• **WHAT IS NEEDED**
Among the lines below, how many carry the string "chart"? Reply with a number and nothing else.

• **EXTRACTED DATA**

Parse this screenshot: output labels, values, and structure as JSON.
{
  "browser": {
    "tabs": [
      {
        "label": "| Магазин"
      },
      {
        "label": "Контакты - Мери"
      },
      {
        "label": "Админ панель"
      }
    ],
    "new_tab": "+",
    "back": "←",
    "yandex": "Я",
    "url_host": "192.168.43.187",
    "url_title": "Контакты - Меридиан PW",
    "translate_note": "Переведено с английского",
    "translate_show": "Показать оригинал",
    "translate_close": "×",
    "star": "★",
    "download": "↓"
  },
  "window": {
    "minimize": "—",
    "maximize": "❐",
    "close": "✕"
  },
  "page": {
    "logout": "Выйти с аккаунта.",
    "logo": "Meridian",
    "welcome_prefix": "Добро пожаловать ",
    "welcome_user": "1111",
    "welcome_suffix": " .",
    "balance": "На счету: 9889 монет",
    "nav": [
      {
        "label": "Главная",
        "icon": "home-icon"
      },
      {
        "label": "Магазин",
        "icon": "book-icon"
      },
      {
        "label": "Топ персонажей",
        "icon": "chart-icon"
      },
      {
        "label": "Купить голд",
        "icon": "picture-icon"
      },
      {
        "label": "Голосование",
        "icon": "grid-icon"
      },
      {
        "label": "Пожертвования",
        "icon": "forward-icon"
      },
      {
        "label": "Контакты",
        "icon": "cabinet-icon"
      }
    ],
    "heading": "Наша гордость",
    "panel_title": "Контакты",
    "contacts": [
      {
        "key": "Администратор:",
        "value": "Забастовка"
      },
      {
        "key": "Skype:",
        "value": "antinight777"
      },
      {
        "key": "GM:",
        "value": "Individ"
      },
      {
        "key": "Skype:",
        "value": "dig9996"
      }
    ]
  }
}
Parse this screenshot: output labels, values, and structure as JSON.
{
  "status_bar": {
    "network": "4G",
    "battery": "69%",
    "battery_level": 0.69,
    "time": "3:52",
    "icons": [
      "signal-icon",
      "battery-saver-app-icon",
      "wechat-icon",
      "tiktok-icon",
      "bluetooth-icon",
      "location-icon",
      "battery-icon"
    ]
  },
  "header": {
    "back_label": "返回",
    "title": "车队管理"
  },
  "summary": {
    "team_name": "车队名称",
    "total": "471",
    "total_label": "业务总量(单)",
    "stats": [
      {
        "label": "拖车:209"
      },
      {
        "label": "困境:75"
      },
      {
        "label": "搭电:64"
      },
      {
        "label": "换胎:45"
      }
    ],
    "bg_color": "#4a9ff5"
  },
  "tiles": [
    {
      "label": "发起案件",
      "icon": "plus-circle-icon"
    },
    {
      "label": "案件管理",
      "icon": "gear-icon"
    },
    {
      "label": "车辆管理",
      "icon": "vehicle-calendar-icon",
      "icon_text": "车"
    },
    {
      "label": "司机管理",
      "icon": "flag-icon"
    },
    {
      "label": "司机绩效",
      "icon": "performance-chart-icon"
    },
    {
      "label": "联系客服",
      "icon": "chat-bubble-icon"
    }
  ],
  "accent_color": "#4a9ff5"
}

• **OUTPUT OF THE TASK**
2